* START Material *
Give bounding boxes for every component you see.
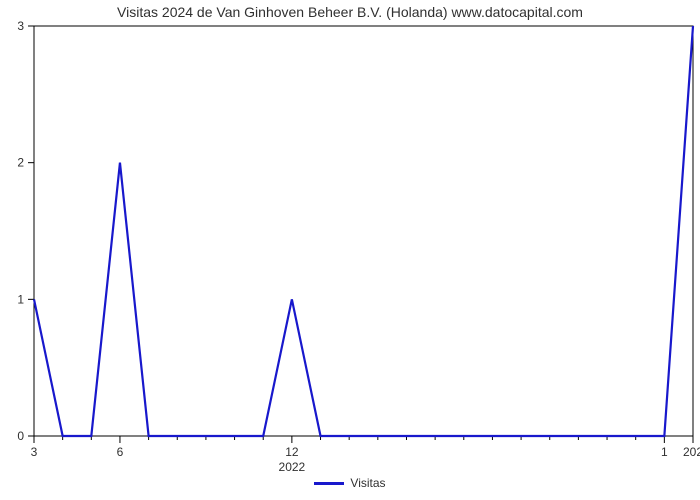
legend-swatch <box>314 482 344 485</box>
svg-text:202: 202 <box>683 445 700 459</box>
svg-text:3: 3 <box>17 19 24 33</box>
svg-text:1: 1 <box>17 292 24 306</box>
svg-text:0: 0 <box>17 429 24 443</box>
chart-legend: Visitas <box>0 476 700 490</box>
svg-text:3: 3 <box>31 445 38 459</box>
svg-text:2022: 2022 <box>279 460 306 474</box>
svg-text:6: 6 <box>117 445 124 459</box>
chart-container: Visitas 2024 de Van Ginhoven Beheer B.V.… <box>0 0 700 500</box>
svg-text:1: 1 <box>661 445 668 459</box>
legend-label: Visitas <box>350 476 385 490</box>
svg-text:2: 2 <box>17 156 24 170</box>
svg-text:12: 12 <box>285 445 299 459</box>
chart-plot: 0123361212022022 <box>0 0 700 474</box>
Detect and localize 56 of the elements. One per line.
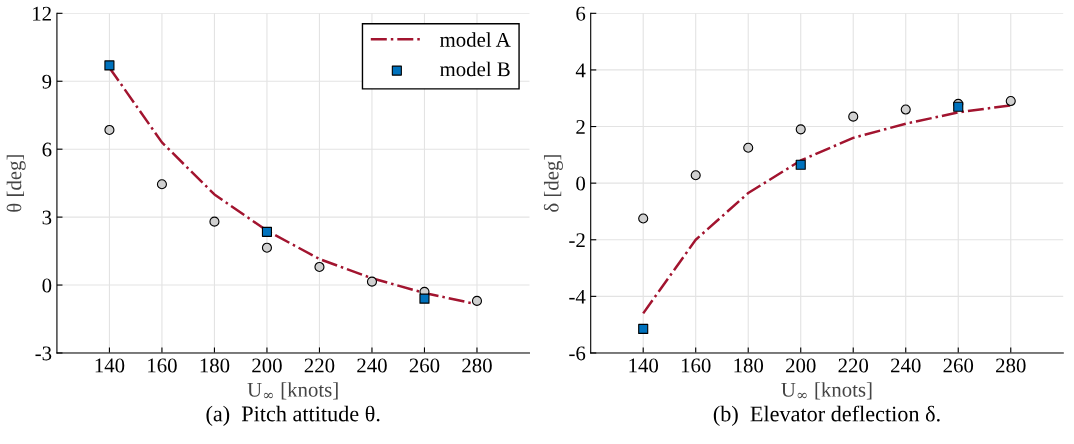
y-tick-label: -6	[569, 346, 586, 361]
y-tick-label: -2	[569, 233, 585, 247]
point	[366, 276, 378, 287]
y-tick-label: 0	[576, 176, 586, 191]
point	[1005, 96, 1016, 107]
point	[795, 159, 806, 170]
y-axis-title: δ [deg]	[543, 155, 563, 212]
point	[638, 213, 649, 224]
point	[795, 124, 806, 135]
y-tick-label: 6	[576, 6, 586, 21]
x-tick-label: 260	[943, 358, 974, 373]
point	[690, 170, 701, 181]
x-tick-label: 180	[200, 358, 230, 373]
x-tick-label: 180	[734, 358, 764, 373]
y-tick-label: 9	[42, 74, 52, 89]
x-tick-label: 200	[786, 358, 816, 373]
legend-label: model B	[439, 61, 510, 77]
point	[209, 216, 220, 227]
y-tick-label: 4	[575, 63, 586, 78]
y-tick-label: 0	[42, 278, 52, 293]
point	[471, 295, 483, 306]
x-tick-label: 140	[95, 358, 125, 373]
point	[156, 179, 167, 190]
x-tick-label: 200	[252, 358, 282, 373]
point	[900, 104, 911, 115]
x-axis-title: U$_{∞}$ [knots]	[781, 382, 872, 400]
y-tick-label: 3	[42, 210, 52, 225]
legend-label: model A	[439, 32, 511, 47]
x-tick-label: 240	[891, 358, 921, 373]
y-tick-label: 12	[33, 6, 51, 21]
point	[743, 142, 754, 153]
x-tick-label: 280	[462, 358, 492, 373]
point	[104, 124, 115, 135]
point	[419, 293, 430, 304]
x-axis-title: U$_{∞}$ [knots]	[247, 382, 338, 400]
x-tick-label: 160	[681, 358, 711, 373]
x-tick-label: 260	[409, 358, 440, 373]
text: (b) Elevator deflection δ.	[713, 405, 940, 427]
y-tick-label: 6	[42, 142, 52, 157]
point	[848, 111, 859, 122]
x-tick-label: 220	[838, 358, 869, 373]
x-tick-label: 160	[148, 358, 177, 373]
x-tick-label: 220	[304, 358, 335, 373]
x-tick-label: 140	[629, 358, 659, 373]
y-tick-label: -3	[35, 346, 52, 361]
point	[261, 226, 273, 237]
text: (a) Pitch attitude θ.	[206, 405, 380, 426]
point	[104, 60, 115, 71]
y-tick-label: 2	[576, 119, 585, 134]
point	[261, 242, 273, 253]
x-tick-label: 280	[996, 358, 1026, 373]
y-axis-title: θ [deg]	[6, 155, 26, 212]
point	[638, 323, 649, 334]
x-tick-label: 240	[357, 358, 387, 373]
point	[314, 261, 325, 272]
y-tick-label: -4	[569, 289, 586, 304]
* END Material *
Return every line of all the items above without any changes, leaving out the pictures.

Written answer ->
Give bounding boxes for every component you see.
legend-swatch <box>314 482 344 485</box>
svg-text:202: 202 <box>683 445 700 459</box>
svg-text:3: 3 <box>17 19 24 33</box>
svg-text:1: 1 <box>17 292 24 306</box>
svg-text:0: 0 <box>17 429 24 443</box>
chart-legend: Visitas <box>0 476 700 490</box>
svg-text:3: 3 <box>31 445 38 459</box>
svg-text:2022: 2022 <box>279 460 306 474</box>
svg-text:6: 6 <box>117 445 124 459</box>
chart-container: Visitas 2024 de Van Ginhoven Beheer B.V.… <box>0 0 700 500</box>
svg-text:1: 1 <box>661 445 668 459</box>
legend-label: Visitas <box>350 476 385 490</box>
svg-text:2: 2 <box>17 156 24 170</box>
svg-text:12: 12 <box>285 445 299 459</box>
chart-plot: 0123361212022022 <box>0 0 700 474</box>
Detect and localize 56 of the elements. One per line.
y-tick-label: -6	[569, 346, 586, 361]
y-tick-label: -2	[569, 233, 585, 247]
point	[366, 276, 378, 287]
y-tick-label: 0	[576, 176, 586, 191]
point	[1005, 96, 1016, 107]
point	[795, 159, 806, 170]
y-axis-title: δ [deg]	[543, 155, 563, 212]
point	[638, 213, 649, 224]
point	[795, 124, 806, 135]
y-tick-label: 6	[576, 6, 586, 21]
x-tick-label: 260	[943, 358, 974, 373]
point	[690, 170, 701, 181]
x-tick-label: 180	[200, 358, 230, 373]
x-tick-label: 180	[734, 358, 764, 373]
y-tick-label: 9	[42, 74, 52, 89]
x-tick-label: 200	[786, 358, 816, 373]
legend-label: model B	[439, 61, 510, 77]
point	[209, 216, 220, 227]
y-tick-label: 4	[575, 63, 586, 78]
y-tick-label: 0	[42, 278, 52, 293]
point	[471, 295, 483, 306]
x-tick-label: 140	[95, 358, 125, 373]
point	[156, 179, 167, 190]
x-tick-label: 200	[252, 358, 282, 373]
point	[900, 104, 911, 115]
x-axis-title: U$_{∞}$ [knots]	[781, 382, 872, 400]
y-tick-label: 3	[42, 210, 52, 225]
legend-label: model A	[439, 32, 511, 47]
x-tick-label: 240	[891, 358, 921, 373]
y-tick-label: 12	[33, 6, 51, 21]
point	[743, 142, 754, 153]
x-tick-label: 280	[462, 358, 492, 373]
point	[104, 124, 115, 135]
point	[419, 293, 430, 304]
x-axis-title: U$_{∞}$ [knots]	[247, 382, 338, 400]
x-tick-label: 160	[681, 358, 711, 373]
x-tick-label: 260	[409, 358, 440, 373]
text: (b) Elevator deflection δ.	[713, 405, 940, 427]
y-tick-label: 6	[42, 142, 52, 157]
point	[848, 111, 859, 122]
x-tick-label: 220	[838, 358, 869, 373]
x-tick-label: 160	[148, 358, 177, 373]
x-tick-label: 220	[304, 358, 335, 373]
x-tick-label: 140	[629, 358, 659, 373]
y-tick-label: -3	[35, 346, 52, 361]
point	[261, 226, 273, 237]
text: (a) Pitch attitude θ.	[206, 405, 380, 426]
point	[104, 60, 115, 71]
y-tick-label: 2	[576, 119, 585, 134]
point	[261, 242, 273, 253]
x-tick-label: 280	[996, 358, 1026, 373]
y-axis-title: θ [deg]	[6, 155, 26, 212]
point	[638, 323, 649, 334]
x-tick-label: 240	[357, 358, 387, 373]
point	[314, 261, 325, 272]
y-tick-label: -4	[569, 289, 586, 304]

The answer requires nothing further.